Request: All of the data below must be repeated exactly.

Stored data entries:
+-------+
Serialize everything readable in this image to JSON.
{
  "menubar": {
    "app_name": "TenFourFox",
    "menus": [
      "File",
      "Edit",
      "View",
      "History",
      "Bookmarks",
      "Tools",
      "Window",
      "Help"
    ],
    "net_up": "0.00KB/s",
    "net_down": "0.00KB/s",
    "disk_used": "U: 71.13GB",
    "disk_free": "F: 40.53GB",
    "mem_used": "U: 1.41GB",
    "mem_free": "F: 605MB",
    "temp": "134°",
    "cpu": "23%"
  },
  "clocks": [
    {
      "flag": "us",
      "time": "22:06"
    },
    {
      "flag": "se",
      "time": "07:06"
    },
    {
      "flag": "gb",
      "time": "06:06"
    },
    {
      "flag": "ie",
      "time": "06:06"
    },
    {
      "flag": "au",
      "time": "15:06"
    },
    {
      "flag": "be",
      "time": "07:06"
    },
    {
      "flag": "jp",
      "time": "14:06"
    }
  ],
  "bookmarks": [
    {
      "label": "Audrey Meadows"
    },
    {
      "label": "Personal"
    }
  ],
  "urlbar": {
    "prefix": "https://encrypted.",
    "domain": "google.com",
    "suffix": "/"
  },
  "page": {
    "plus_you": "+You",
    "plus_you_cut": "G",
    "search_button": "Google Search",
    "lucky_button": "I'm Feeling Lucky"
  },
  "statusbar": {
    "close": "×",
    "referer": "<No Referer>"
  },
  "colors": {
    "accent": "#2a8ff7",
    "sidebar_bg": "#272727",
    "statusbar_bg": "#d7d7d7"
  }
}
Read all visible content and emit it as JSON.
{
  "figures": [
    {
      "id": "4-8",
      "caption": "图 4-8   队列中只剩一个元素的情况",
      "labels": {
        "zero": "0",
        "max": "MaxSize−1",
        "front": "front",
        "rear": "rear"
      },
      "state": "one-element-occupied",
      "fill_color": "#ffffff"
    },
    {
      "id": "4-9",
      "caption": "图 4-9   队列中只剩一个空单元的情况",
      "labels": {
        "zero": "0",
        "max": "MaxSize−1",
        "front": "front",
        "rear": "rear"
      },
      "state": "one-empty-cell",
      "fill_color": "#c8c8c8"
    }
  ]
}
+-------+
Answer to this problem:
Serialize everything readable in this image to JSON.
{
  "menubar": {
    "app_name": "TenFourFox",
    "menus": [
      "File",
      "Edit",
      "View",
      "History",
      "Bookmarks",
      "Tools",
      "Window",
      "Help"
    ],
    "net_up": "0.00KB/s",
    "net_down": "0.00KB/s",
    "disk_used": "U: 71.13GB",
    "disk_free": "F: 40.53GB",
    "mem_used": "U: 1.41GB",
    "mem_free": "F: 605MB",
    "temp": "134°",
    "cpu": "23%"
  },
  "clocks": [
    {
      "flag": "us",
      "time": "22:06"
    },
    {
      "flag": "se",
      "time": "07:06"
    },
    {
      "flag": "gb",
      "time": "06:06"
    },
    {
      "flag": "ie",
      "time": "06:06"
    },
    {
      "flag": "au",
      "time": "15:06"
    },
    {
      "flag": "be",
      "time": "07:06"
    },
    {
      "flag": "jp",
      "time": "14:06"
    }
  ],
  "bookmarks": [
    {
      "label": "Audrey Meadows"
    },
    {
      "label": "Personal"
    }
  ],
  "urlbar": {
    "prefix": "https://encrypted.",
    "domain": "google.com",
    "suffix": "/"
  },
  "page": {
    "plus_you": "+You",
    "plus_you_cut": "G",
    "search_button": "Google Search",
    "lucky_button": "I'm Feeling Lucky"
  },
  "statusbar": {
    "close": "×",
    "referer": "<No Referer>"
  },
  "colors": {
    "accent": "#2a8ff7",
    "sidebar_bg": "#272727",
    "statusbar_bg": "#d7d7d7"
  }
}
Read all visible content and emit it as JSON.
{
  "figures": [
    {
      "id": "4-8",
      "caption": "图 4-8   队列中只剩一个元素的情况",
      "labels": {
        "zero": "0",
        "max": "MaxSize−1",
        "front": "front",
        "rear": "rear"
      },
      "state": "one-element-occupied",
      "fill_color": "#ffffff"
    },
    {
      "id": "4-9",
      "caption": "图 4-9   队列中只剩一个空单元的情况",
      "labels": {
        "zero": "0",
        "max": "MaxSize−1",
        "front": "front",
        "rear": "rear"
      },
      "state": "one-empty-cell",
      "fill_color": "#c8c8c8"
    }
  ]
}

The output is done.